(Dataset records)
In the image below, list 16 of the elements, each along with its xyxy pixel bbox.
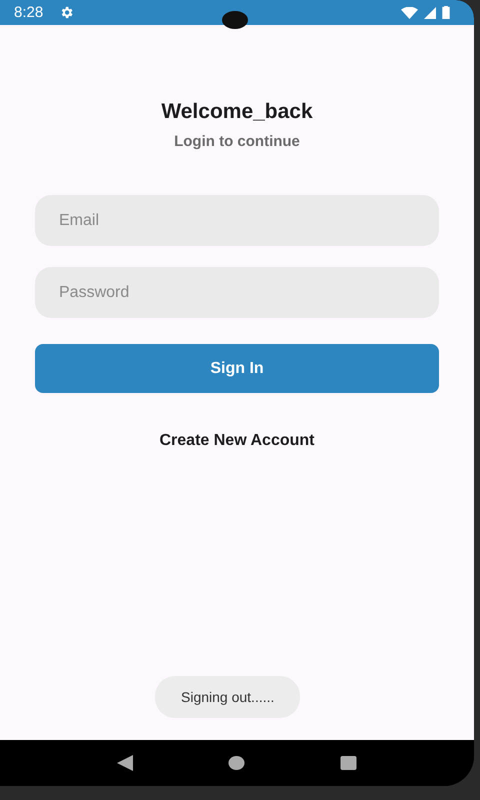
subtitle: Login to continue xyxy=(174,133,300,150)
input-field[interactable]: Email xyxy=(35,195,439,246)
input-field[interactable]: Password xyxy=(35,267,439,318)
sign-in-button[interactable]: Sign In xyxy=(35,344,439,393)
home-icon[interactable] xyxy=(228,756,245,770)
settings-icon xyxy=(59,5,74,20)
status-time: 8:28 xyxy=(14,4,44,21)
toast: Signing out...... xyxy=(155,676,300,718)
back-icon[interactable] xyxy=(117,755,134,771)
recents-icon[interactable] xyxy=(340,756,357,770)
camera-icon xyxy=(221,10,249,30)
wifi-icon xyxy=(401,6,418,18)
signal-icon xyxy=(424,6,436,18)
create-account-link[interactable]: Create New Account xyxy=(160,432,314,450)
welcome-title: Welcome_back xyxy=(161,100,313,124)
battery-icon xyxy=(442,6,450,19)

# TO DO:
Update the items above by changing every "image" to "screenshot" and leaving all other text as it is. Omit the pictures from your answer.

# ANSWER IN FULL:
In the screenshot below, list 16 of the elements, each along with its xyxy pixel bbox.
subtitle: Login to continue xyxy=(174,133,300,150)
input-field[interactable]: Email xyxy=(35,195,439,246)
input-field[interactable]: Password xyxy=(35,267,439,318)
sign-in-button[interactable]: Sign In xyxy=(35,344,439,393)
home-icon[interactable] xyxy=(228,756,245,770)
settings-icon xyxy=(59,5,74,20)
status-time: 8:28 xyxy=(14,4,44,21)
toast: Signing out...... xyxy=(155,676,300,718)
back-icon[interactable] xyxy=(117,755,134,771)
recents-icon[interactable] xyxy=(340,756,357,770)
camera-icon xyxy=(221,10,249,30)
wifi-icon xyxy=(401,6,418,18)
signal-icon xyxy=(424,6,436,18)
create-account-link[interactable]: Create New Account xyxy=(160,432,314,450)
welcome-title: Welcome_back xyxy=(161,100,313,124)
battery-icon xyxy=(442,6,450,19)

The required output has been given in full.